▶ _PROBLEM TO WORK ON_:
Write out every record below exactly as it appears.

▶ _GIVEN ENTRIES_:

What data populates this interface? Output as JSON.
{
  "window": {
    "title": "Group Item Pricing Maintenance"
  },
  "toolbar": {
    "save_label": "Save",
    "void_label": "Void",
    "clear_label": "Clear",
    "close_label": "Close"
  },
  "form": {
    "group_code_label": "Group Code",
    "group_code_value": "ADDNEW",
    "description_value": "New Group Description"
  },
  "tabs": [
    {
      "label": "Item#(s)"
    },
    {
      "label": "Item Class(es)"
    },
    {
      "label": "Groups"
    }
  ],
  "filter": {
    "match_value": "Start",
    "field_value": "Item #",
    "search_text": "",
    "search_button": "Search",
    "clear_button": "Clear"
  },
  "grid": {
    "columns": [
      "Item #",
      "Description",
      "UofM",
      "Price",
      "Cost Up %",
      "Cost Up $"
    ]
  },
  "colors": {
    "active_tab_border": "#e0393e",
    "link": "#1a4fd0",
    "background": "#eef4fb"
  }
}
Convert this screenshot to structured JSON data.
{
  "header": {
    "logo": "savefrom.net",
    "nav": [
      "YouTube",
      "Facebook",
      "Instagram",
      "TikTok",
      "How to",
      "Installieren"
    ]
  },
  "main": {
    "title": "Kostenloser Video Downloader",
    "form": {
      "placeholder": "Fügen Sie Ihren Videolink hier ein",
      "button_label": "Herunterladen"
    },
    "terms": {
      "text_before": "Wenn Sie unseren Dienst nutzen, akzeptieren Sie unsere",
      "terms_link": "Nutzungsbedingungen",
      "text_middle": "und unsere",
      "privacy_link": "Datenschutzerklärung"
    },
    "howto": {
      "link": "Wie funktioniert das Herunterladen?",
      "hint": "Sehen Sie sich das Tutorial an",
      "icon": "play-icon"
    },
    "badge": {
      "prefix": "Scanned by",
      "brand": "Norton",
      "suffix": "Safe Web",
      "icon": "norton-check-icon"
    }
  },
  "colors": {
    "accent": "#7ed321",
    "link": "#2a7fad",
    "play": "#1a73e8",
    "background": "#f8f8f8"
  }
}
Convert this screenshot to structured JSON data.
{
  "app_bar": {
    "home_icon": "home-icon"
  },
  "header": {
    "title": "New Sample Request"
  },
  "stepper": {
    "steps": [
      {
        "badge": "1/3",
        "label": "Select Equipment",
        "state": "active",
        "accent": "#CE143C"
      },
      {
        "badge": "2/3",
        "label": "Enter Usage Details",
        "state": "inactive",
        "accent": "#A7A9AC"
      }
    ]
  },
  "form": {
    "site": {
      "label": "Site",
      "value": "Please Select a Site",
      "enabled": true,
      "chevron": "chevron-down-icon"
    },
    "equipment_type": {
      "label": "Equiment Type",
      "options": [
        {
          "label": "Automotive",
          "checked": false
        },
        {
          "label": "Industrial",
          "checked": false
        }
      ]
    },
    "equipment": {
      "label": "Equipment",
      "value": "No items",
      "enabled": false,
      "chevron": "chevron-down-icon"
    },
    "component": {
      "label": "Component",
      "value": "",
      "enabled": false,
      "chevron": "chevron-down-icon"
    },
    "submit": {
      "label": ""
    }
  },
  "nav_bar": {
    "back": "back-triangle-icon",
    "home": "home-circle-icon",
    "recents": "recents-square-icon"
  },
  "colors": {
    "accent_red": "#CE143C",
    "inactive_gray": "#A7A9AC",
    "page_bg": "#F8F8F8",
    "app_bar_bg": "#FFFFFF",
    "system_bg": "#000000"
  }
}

▶ _THE ANSWER_:
What data populates this interface? Output as JSON.
{
  "window": {
    "title": "Group Item Pricing Maintenance"
  },
  "toolbar": {
    "save_label": "Save",
    "void_label": "Void",
    "clear_label": "Clear",
    "close_label": "Close"
  },
  "form": {
    "group_code_label": "Group Code",
    "group_code_value": "ADDNEW",
    "description_value": "New Group Description"
  },
  "tabs": [
    {
      "label": "Item#(s)"
    },
    {
      "label": "Item Class(es)"
    },
    {
      "label": "Groups"
    }
  ],
  "filter": {
    "match_value": "Start",
    "field_value": "Item #",
    "search_text": "",
    "search_button": "Search",
    "clear_button": "Clear"
  },
  "grid": {
    "columns": [
      "Item #",
      "Description",
      "UofM",
      "Price",
      "Cost Up %",
      "Cost Up $"
    ]
  },
  "colors": {
    "active_tab_border": "#e0393e",
    "link": "#1a4fd0",
    "background": "#eef4fb"
  }
}
Convert this screenshot to structured JSON data.
{
  "header": {
    "logo": "savefrom.net",
    "nav": [
      "YouTube",
      "Facebook",
      "Instagram",
      "TikTok",
      "How to",
      "Installieren"
    ]
  },
  "main": {
    "title": "Kostenloser Video Downloader",
    "form": {
      "placeholder": "Fügen Sie Ihren Videolink hier ein",
      "button_label": "Herunterladen"
    },
    "terms": {
      "text_before": "Wenn Sie unseren Dienst nutzen, akzeptieren Sie unsere",
      "terms_link": "Nutzungsbedingungen",
      "text_middle": "und unsere",
      "privacy_link": "Datenschutzerklärung"
    },
    "howto": {
      "link": "Wie funktioniert das Herunterladen?",
      "hint": "Sehen Sie sich das Tutorial an",
      "icon": "play-icon"
    },
    "badge": {
      "prefix": "Scanned by",
      "brand": "Norton",
      "suffix": "Safe Web",
      "icon": "norton-check-icon"
    }
  },
  "colors": {
    "accent": "#7ed321",
    "link": "#2a7fad",
    "play": "#1a73e8",
    "background": "#f8f8f8"
  }
}
Convert this screenshot to structured JSON data.
{
  "app_bar": {
    "home_icon": "home-icon"
  },
  "header": {
    "title": "New Sample Request"
  },
  "stepper": {
    "steps": [
      {
        "badge": "1/3",
        "label": "Select Equipment",
        "state": "active",
        "accent": "#CE143C"
      },
      {
        "badge": "2/3",
        "label": "Enter Usage Details",
        "state": "inactive",
        "accent": "#A7A9AC"
      }
    ]
  },
  "form": {
    "site": {
      "label": "Site",
      "value": "Please Select a Site",
      "enabled": true,
      "chevron": "chevron-down-icon"
    },
    "equipment_type": {
      "label": "Equiment Type",
      "options": [
        {
          "label": "Automotive",
          "checked": false
        },
        {
          "label": "Industrial",
          "checked": false
        }
      ]
    },
    "equipment": {
      "label": "Equipment",
      "value": "No items",
      "enabled": false,
      "chevron": "chevron-down-icon"
    },
    "component": {
      "label": "Component",
      "value": "",
      "enabled": false,
      "chevron": "chevron-down-icon"
    },
    "submit": {
      "label": ""
    }
  },
  "nav_bar": {
    "back": "back-triangle-icon",
    "home": "home-circle-icon",
    "recents": "recents-square-icon"
  },
  "colors": {
    "accent_red": "#CE143C",
    "inactive_gray": "#A7A9AC",
    "page_bg": "#F8F8F8",
    "app_bar_bg": "#FFFFFF",
    "system_bg": "#000000"
  }
}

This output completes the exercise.